## Provided information
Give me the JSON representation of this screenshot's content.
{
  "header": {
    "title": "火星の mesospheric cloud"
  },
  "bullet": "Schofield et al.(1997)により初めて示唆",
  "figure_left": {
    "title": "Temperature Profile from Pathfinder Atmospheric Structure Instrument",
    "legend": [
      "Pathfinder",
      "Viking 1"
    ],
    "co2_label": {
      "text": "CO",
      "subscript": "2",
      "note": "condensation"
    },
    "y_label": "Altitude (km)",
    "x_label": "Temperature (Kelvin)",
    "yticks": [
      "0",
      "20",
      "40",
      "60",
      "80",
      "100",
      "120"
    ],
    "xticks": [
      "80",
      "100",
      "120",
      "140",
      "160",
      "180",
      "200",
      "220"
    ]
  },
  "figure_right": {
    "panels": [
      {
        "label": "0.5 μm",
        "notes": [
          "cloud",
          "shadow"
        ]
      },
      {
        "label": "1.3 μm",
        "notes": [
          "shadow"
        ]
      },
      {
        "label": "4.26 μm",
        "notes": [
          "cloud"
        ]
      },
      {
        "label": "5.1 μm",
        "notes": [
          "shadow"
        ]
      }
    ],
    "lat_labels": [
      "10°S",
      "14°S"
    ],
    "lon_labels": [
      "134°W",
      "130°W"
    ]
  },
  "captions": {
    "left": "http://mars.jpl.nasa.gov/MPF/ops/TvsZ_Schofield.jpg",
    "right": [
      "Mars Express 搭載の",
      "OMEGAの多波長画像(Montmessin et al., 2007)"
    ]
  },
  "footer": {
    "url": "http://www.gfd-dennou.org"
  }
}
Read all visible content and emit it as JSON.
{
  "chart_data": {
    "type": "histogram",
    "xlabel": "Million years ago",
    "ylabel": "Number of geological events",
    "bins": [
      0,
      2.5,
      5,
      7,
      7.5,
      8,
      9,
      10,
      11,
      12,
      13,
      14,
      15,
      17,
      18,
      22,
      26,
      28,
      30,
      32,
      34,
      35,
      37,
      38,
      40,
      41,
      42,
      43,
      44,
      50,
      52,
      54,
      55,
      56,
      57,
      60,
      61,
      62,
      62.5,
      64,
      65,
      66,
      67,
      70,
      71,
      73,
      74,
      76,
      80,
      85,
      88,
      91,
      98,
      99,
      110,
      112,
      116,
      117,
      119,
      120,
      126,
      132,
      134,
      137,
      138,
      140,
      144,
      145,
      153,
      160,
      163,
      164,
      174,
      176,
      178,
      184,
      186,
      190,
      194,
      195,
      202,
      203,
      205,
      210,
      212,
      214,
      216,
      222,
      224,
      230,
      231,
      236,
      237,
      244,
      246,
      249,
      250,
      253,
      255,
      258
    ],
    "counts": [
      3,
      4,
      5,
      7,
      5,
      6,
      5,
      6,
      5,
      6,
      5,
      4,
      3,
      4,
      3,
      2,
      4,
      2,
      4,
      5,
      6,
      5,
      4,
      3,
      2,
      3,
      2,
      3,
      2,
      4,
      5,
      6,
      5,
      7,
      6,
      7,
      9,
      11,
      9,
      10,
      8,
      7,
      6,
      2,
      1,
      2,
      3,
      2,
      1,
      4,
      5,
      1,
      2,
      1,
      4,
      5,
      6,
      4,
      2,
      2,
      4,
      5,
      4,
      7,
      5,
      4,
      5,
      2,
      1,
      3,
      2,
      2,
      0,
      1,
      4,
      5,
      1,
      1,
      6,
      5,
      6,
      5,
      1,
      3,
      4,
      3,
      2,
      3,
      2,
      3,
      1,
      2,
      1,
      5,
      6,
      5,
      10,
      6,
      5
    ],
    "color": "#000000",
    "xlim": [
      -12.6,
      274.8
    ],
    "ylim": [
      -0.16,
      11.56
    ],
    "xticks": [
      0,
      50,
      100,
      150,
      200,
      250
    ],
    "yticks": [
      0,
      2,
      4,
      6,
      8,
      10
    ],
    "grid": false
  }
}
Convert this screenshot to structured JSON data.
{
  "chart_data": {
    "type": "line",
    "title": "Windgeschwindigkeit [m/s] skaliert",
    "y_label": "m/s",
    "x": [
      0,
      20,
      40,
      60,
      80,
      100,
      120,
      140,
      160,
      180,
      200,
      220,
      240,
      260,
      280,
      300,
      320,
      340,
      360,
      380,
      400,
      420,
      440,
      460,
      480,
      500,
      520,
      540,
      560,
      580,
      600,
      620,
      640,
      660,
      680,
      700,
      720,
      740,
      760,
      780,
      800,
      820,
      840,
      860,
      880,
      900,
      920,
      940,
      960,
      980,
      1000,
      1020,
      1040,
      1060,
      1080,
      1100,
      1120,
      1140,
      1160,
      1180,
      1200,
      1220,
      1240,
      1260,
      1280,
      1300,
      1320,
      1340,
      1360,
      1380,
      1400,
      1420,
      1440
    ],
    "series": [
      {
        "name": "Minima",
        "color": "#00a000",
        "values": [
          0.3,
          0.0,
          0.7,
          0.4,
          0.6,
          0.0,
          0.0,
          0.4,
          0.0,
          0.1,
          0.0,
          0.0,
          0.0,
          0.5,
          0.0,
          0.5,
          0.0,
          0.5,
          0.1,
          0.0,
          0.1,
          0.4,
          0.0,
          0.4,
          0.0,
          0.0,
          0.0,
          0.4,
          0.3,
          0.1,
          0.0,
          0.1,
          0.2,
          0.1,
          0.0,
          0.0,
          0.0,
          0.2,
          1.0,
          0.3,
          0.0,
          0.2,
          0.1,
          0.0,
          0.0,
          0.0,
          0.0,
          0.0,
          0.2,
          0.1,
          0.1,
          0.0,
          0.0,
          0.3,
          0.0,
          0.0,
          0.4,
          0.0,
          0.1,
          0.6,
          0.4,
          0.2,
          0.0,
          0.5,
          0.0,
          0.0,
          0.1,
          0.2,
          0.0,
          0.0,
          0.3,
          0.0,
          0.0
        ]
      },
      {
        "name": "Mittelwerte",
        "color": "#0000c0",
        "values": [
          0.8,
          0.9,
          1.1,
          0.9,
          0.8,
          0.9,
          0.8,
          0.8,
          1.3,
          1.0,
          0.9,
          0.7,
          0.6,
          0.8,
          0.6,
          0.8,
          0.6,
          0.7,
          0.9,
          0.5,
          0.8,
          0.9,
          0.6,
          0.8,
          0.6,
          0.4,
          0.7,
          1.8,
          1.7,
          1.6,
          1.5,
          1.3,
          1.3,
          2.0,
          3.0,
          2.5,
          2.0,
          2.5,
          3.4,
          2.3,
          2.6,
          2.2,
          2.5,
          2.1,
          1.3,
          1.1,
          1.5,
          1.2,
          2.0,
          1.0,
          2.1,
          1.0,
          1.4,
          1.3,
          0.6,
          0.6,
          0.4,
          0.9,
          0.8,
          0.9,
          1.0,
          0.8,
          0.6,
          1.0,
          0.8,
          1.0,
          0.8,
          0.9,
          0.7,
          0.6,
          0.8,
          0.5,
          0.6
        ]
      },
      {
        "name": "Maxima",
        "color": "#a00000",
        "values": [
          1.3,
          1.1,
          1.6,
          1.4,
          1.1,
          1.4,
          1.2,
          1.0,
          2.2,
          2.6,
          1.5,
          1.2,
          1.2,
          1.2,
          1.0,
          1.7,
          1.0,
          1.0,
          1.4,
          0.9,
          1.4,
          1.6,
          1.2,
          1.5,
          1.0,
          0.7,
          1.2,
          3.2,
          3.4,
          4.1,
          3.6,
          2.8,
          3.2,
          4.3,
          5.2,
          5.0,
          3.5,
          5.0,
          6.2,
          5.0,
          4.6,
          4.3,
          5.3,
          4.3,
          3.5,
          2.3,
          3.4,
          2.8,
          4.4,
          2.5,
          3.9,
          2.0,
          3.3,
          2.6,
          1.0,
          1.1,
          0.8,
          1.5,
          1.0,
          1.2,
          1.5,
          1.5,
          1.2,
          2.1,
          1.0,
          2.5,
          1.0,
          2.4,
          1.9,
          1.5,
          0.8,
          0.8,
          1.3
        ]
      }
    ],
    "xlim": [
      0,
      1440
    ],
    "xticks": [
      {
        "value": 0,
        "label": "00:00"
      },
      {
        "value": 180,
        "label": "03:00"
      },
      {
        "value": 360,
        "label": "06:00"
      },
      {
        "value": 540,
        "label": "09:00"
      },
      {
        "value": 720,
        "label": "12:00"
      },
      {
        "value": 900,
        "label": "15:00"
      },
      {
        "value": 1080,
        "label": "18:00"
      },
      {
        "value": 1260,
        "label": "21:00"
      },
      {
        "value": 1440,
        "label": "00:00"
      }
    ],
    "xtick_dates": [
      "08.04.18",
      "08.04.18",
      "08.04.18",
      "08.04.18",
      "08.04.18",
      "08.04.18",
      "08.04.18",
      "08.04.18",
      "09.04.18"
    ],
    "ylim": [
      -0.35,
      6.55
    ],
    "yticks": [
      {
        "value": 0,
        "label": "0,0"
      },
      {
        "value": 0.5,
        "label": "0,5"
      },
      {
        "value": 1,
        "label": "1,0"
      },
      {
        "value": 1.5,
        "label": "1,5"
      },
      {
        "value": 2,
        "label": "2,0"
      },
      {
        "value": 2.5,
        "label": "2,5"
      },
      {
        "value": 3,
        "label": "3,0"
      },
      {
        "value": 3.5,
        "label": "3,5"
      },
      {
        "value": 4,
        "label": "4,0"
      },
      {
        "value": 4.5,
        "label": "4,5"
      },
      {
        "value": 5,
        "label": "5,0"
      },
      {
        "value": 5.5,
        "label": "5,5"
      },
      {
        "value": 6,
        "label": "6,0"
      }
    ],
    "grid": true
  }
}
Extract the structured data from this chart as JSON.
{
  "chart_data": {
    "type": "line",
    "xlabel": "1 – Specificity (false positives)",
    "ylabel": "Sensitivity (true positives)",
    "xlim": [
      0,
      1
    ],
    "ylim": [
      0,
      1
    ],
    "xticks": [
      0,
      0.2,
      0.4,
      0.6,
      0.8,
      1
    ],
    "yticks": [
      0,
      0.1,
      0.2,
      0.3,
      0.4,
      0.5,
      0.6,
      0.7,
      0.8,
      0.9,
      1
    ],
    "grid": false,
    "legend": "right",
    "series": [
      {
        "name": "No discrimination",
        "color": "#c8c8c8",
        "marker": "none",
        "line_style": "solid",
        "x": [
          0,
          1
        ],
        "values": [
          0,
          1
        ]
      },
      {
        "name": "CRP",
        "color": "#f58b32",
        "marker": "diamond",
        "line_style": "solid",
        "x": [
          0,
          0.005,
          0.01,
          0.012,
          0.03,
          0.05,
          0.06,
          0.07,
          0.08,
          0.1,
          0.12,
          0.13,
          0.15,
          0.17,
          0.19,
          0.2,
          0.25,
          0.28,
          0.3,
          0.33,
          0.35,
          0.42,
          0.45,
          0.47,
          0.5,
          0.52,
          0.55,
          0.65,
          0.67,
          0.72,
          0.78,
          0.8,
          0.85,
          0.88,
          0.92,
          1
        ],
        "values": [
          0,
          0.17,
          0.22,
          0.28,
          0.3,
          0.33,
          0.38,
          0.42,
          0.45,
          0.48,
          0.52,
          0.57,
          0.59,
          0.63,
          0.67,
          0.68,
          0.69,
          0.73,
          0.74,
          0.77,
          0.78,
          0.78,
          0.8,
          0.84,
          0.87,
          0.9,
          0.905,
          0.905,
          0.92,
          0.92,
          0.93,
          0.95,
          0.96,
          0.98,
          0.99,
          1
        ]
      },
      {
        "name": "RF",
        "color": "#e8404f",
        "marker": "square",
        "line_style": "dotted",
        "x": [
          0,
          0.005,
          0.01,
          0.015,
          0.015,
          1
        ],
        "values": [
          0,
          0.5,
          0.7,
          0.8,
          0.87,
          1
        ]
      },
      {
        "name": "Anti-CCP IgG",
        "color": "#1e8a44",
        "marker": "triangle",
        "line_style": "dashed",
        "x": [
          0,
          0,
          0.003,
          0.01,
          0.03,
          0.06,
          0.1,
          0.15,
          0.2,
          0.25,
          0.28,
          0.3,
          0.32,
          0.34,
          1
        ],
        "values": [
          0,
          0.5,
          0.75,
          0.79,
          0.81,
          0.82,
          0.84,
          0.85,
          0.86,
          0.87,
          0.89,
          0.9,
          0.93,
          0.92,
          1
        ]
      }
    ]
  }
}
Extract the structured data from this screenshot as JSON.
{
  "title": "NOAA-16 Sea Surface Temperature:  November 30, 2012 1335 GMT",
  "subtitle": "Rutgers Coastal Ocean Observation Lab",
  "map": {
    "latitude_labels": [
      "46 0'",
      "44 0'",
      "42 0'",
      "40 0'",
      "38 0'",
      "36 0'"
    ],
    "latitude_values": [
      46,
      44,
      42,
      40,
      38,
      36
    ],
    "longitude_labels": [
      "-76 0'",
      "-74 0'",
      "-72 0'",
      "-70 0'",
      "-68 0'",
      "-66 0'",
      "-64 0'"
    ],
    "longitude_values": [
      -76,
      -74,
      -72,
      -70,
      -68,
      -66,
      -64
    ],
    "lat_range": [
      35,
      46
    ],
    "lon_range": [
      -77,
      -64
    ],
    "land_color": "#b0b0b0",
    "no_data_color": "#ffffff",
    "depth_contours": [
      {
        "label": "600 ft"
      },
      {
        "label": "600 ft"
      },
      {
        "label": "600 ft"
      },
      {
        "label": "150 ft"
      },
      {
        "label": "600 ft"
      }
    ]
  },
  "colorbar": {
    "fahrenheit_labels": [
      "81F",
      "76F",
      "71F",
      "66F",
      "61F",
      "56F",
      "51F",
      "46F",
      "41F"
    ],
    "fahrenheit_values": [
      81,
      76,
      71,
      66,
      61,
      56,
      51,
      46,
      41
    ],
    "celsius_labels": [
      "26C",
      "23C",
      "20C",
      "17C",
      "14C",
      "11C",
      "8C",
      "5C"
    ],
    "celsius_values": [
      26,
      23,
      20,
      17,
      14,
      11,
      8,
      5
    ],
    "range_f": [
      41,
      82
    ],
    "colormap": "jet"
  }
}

## To be done
Find the string "Pathfinder" in the entries above and return each line that holds it.

## The result
    "title": "Temperature Profile from Pathfinder Atmospheric Structure Instrument",
      "Pathfinder",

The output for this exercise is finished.